■ **DESCRIPTION OF THE TASK**:
How many lines of the records below contain the word "agency"? Answer with the number alone.
##############################
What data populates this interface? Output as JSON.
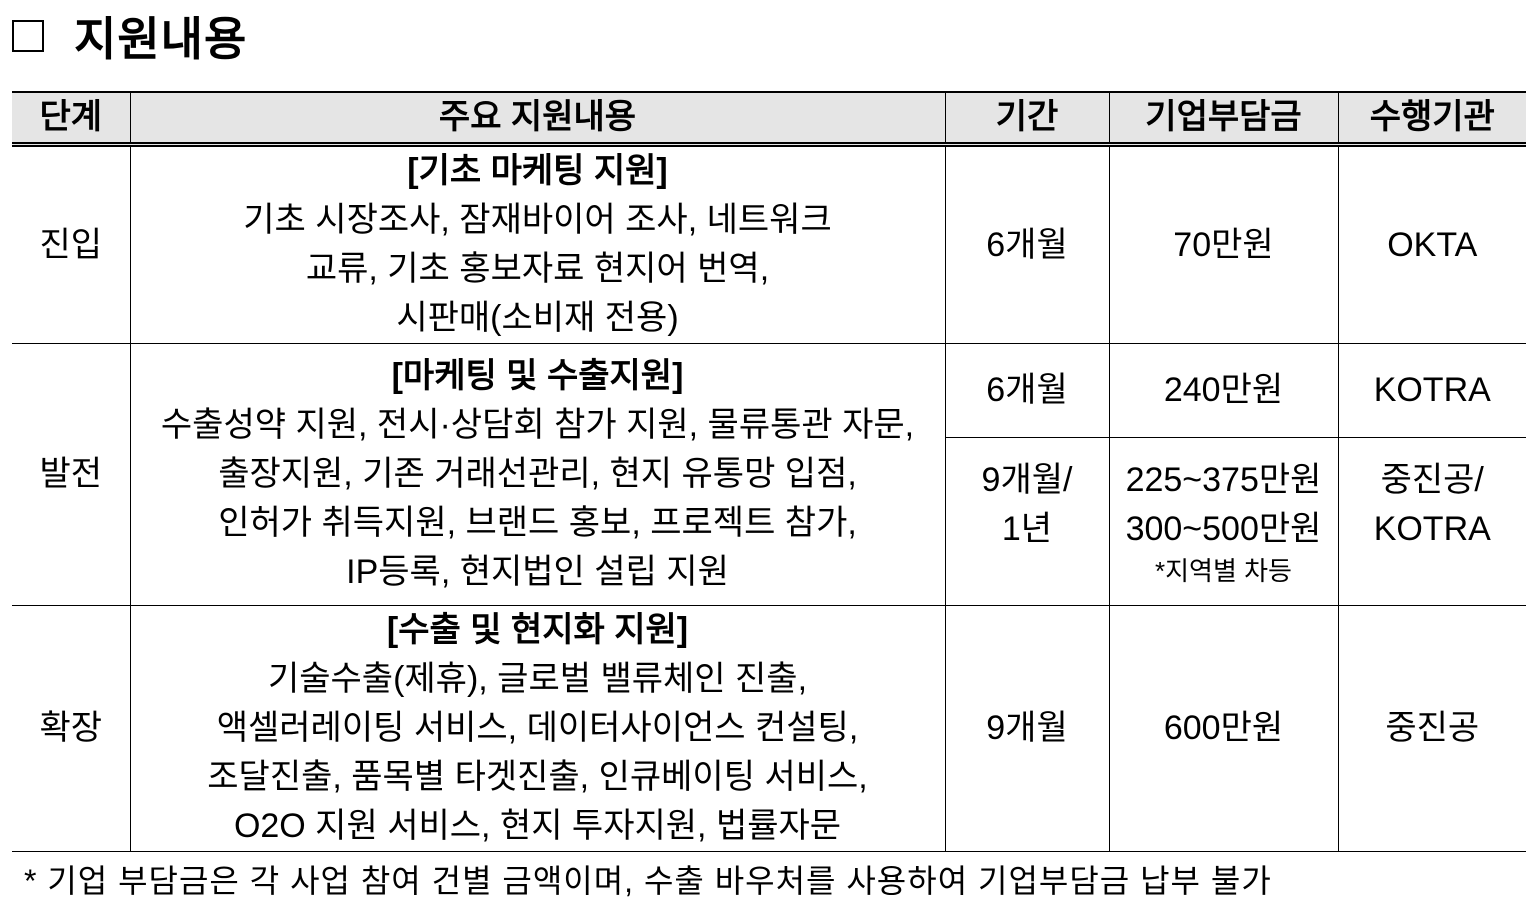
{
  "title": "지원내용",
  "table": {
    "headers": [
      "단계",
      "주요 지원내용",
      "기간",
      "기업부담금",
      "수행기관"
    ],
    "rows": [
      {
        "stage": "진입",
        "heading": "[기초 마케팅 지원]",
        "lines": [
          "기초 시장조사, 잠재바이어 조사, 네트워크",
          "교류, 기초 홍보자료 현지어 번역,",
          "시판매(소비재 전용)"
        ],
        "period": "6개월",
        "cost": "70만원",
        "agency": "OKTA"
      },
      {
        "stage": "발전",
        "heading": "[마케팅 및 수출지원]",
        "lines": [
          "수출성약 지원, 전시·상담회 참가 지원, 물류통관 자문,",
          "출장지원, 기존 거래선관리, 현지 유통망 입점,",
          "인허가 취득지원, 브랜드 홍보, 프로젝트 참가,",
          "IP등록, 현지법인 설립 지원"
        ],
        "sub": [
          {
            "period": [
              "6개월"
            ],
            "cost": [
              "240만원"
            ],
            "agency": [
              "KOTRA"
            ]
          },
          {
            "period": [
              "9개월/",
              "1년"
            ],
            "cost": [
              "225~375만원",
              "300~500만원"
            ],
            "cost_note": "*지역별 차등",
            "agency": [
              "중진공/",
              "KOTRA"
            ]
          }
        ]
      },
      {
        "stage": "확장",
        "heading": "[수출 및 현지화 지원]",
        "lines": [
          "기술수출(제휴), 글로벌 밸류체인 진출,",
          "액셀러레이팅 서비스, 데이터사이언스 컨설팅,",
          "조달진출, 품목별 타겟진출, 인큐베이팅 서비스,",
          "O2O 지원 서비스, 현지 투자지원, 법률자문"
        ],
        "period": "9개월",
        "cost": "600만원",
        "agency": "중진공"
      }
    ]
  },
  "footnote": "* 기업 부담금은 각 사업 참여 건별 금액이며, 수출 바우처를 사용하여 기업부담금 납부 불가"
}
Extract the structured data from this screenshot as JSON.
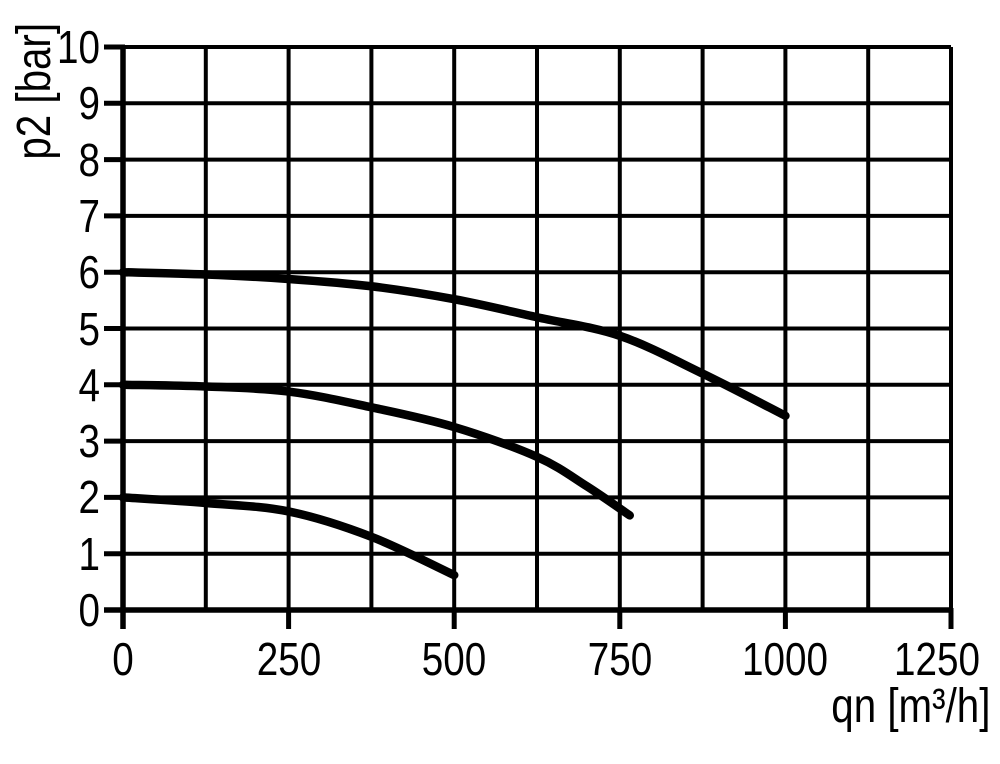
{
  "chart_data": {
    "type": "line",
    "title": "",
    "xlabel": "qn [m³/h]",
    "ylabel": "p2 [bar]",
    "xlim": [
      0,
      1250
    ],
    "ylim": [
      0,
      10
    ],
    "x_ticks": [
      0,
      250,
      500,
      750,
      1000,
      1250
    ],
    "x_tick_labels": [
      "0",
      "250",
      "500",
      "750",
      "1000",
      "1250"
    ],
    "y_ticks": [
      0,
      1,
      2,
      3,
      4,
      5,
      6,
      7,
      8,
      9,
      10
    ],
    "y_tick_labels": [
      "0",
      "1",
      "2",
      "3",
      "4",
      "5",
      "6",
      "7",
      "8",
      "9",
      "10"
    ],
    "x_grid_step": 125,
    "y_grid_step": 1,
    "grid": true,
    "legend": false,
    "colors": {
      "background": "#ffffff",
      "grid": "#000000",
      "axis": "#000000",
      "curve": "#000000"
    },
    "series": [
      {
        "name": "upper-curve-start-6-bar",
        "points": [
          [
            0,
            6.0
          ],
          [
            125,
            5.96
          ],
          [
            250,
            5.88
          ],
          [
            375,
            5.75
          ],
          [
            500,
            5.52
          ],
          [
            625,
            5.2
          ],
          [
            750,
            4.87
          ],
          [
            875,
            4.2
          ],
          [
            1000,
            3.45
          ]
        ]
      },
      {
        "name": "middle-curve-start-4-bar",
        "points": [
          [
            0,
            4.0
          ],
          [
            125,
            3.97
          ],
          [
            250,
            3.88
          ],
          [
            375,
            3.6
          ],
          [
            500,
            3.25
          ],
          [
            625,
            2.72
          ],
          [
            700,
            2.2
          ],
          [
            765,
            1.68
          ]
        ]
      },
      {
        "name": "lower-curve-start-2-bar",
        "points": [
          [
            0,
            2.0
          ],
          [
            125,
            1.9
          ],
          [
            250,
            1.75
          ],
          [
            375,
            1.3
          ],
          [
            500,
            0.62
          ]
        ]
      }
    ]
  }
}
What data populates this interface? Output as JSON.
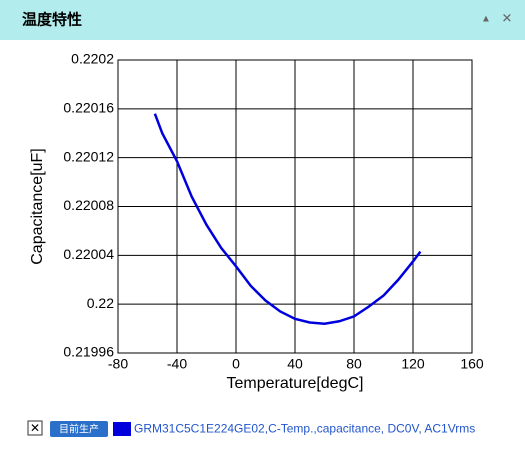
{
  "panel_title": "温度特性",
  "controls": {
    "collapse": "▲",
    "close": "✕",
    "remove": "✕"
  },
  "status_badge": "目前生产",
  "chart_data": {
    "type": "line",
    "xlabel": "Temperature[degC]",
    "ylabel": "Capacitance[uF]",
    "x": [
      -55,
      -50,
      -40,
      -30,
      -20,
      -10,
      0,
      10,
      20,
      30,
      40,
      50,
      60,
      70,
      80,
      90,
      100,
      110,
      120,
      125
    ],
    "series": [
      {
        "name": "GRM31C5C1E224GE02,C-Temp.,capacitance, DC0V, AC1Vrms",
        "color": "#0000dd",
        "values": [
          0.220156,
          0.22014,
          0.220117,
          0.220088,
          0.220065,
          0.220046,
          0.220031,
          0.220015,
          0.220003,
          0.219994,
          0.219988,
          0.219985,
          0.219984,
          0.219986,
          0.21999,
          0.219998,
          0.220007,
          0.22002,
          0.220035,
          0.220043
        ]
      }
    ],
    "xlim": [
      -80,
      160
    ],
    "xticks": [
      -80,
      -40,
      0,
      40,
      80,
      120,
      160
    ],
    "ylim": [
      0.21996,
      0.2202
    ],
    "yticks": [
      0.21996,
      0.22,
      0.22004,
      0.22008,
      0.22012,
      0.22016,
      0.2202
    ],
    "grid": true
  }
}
##############################
■ **WRITTEN REPLY**:
4